* Records shown

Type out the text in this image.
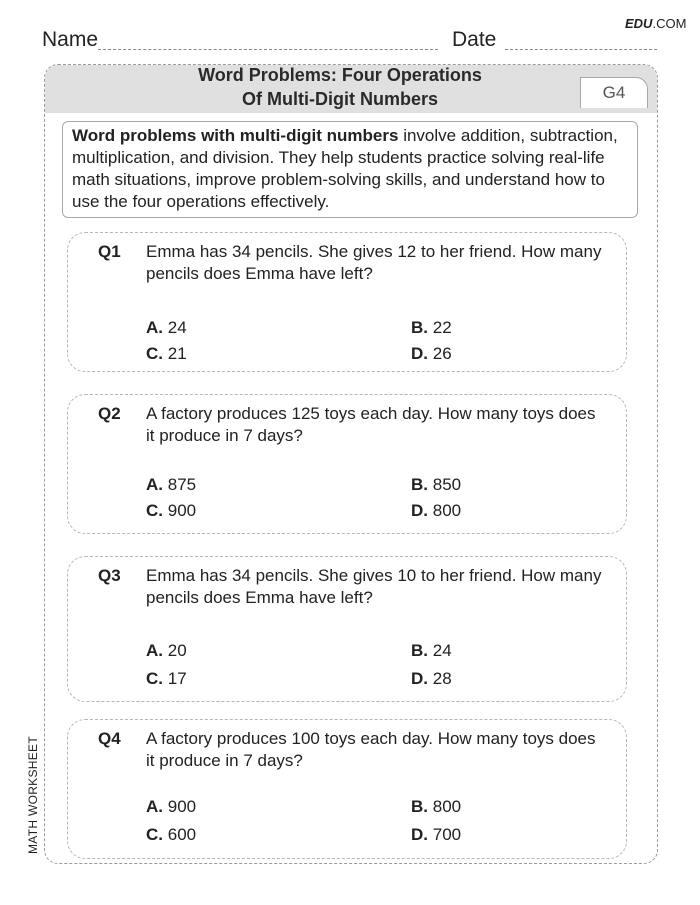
EDU.COM
Name	Date
Word Problems: Four Operations
Of Multi-Digit Numbers	G4
Word problems with multi-digit numbers involve addition, subtraction, multiplication, and division. They help students practice solving real-life math situations, improve problem-solving skills, and understand how to use the four operations effectively.
Q1 Emma has 34 pencils. She gives 12 to her friend. How many pencils does Emma have left?
A. 24	B. 22
C. 21	D. 26
Q2 A factory produces 125 toys each day. How many toys does it produce in 7 days?
A. 875	B. 850
C. 900	D. 800
Q3 Emma has 34 pencils. She gives 10 to her friend. How many pencils does Emma have left?
A. 20	B. 24
C. 17	D. 28
Q4 A factory produces 100 toys each day. How many toys does it produce in 7 days?
A. 900	B. 800
C. 600	D. 700
MATH WORKSHEET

* Your task
In the material above, tally every line with the string "gives" in it, then give that number alone.

* Task answer
2